INSTRUCTIONS TO FOLLOW — Check every line below for the word "marker" and copy each one that has it.

# # #

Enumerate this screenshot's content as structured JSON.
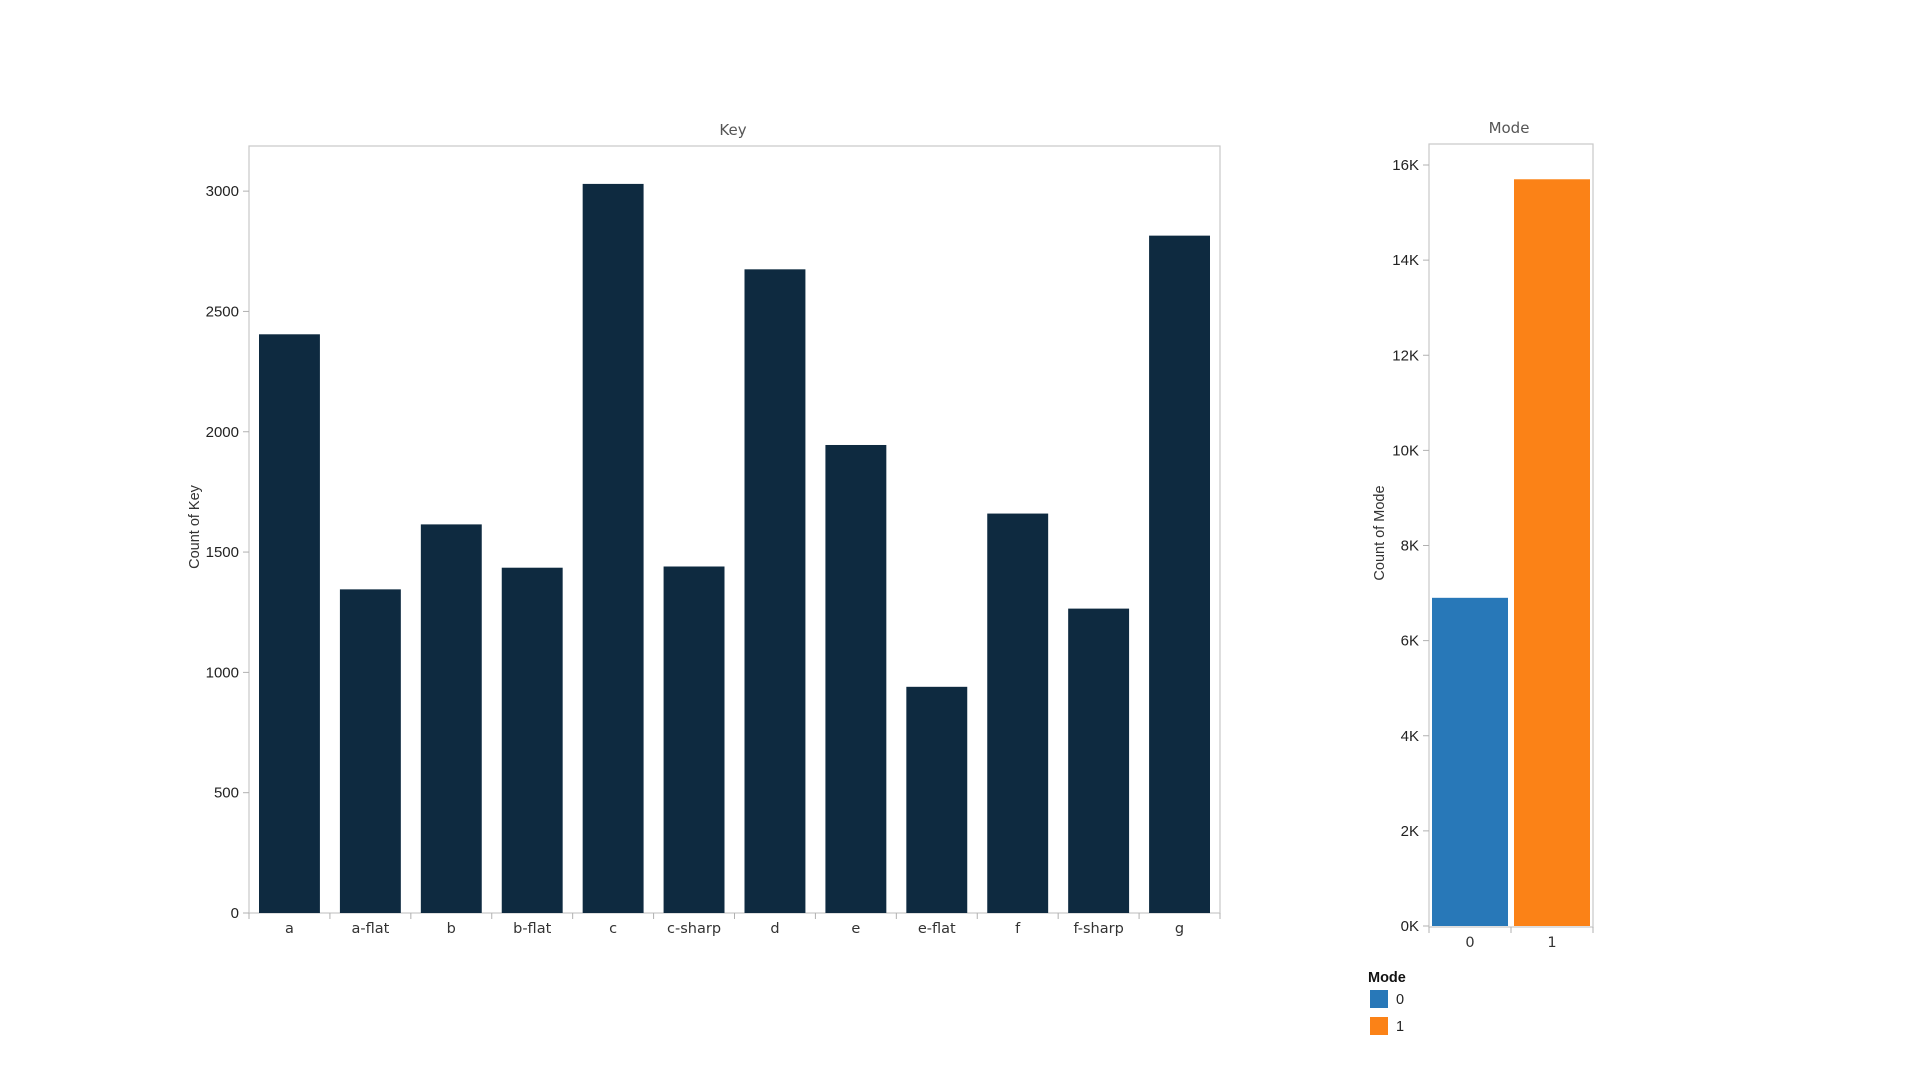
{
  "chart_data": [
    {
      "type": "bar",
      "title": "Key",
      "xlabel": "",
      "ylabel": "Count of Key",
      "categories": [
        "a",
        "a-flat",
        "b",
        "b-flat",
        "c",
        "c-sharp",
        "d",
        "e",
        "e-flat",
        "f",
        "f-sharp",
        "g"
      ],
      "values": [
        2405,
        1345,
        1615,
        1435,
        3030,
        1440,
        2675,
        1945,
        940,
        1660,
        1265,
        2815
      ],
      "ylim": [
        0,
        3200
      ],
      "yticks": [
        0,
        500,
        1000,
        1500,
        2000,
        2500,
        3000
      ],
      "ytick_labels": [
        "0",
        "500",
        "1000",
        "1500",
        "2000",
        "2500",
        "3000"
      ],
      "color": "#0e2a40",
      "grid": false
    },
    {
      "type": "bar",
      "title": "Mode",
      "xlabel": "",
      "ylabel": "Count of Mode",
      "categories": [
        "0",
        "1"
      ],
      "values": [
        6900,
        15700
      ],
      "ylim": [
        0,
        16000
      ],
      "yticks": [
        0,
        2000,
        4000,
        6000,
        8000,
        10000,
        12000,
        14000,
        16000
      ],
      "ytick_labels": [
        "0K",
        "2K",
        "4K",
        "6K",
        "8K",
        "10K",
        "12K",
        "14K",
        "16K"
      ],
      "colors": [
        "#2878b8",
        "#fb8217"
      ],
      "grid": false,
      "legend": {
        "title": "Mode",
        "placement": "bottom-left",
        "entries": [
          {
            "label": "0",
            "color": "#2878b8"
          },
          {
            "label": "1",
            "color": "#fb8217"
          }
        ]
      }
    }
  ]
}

# # #

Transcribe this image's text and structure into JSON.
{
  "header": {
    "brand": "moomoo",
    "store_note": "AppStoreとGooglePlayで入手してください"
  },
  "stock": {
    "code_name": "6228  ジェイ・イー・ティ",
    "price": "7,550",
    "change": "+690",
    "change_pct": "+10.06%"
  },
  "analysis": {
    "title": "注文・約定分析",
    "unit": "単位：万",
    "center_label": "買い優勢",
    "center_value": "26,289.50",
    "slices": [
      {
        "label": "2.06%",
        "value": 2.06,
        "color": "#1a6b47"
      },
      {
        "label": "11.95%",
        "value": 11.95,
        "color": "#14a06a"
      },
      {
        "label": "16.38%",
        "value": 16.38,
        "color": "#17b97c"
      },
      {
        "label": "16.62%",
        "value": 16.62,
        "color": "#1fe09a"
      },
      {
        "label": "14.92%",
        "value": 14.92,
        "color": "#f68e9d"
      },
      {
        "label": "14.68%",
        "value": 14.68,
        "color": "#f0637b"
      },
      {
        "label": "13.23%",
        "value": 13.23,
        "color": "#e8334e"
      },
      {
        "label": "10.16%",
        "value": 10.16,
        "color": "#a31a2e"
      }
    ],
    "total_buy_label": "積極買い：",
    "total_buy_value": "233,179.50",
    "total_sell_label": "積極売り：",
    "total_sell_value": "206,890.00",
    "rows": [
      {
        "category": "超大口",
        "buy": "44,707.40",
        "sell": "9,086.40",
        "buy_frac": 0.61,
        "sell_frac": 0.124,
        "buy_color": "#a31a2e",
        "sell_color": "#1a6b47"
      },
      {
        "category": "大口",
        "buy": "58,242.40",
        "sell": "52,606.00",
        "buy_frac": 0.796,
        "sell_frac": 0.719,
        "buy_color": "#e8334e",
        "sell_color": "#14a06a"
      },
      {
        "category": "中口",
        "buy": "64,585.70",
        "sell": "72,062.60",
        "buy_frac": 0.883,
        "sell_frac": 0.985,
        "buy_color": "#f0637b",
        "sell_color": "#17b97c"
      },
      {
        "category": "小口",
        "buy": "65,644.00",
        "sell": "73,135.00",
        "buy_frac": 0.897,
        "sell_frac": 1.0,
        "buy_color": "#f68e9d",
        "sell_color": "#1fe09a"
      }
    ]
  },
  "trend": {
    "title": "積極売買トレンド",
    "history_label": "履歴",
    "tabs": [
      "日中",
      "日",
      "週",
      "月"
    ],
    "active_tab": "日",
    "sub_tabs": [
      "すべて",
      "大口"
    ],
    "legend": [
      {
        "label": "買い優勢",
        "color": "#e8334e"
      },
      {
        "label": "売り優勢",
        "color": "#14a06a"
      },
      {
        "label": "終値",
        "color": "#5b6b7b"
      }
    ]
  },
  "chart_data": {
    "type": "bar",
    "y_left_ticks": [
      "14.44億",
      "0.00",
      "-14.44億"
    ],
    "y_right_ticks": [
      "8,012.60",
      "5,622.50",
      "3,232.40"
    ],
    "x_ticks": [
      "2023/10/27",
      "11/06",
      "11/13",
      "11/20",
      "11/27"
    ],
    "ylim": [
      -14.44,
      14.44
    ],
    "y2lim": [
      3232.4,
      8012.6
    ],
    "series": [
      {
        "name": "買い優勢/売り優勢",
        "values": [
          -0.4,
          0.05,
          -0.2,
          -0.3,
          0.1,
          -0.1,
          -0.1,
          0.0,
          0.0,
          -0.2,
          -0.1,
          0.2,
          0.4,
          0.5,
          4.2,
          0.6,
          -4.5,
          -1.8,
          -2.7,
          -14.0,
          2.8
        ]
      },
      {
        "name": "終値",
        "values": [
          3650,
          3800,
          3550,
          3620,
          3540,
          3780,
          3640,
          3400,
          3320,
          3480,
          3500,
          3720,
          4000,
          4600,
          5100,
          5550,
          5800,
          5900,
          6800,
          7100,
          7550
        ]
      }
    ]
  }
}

# # #

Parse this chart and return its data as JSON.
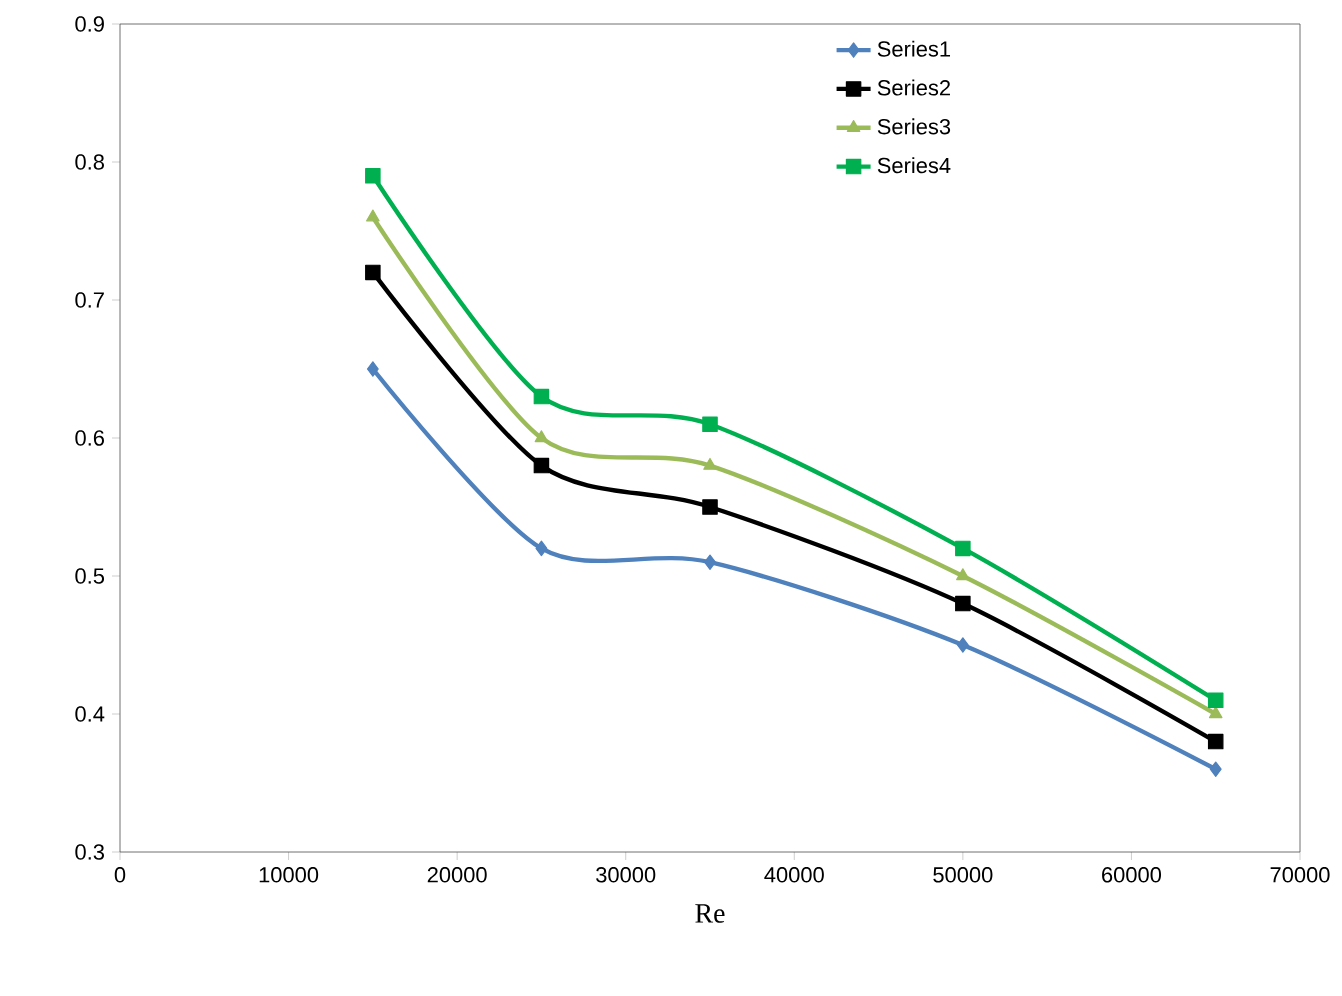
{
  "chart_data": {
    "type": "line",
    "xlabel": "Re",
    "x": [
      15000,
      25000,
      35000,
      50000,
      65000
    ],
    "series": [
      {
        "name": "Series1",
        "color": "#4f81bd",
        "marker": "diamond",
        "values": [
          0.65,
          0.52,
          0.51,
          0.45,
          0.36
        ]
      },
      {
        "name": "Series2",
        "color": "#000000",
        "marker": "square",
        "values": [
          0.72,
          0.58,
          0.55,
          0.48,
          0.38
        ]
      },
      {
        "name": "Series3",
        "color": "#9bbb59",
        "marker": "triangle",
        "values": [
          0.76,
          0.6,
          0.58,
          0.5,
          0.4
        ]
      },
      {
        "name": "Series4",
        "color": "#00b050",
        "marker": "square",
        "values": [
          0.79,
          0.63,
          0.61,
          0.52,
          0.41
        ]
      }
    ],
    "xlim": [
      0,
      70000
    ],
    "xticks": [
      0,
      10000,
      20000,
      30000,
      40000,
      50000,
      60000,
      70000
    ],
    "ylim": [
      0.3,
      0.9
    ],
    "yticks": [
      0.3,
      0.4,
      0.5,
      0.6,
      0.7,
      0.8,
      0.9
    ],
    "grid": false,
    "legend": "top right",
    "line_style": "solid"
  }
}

# # #

FINISHED ANSWER —
        "marker": "diamond",
        "marker": "square",
        "marker": "triangle",
        "marker": "square",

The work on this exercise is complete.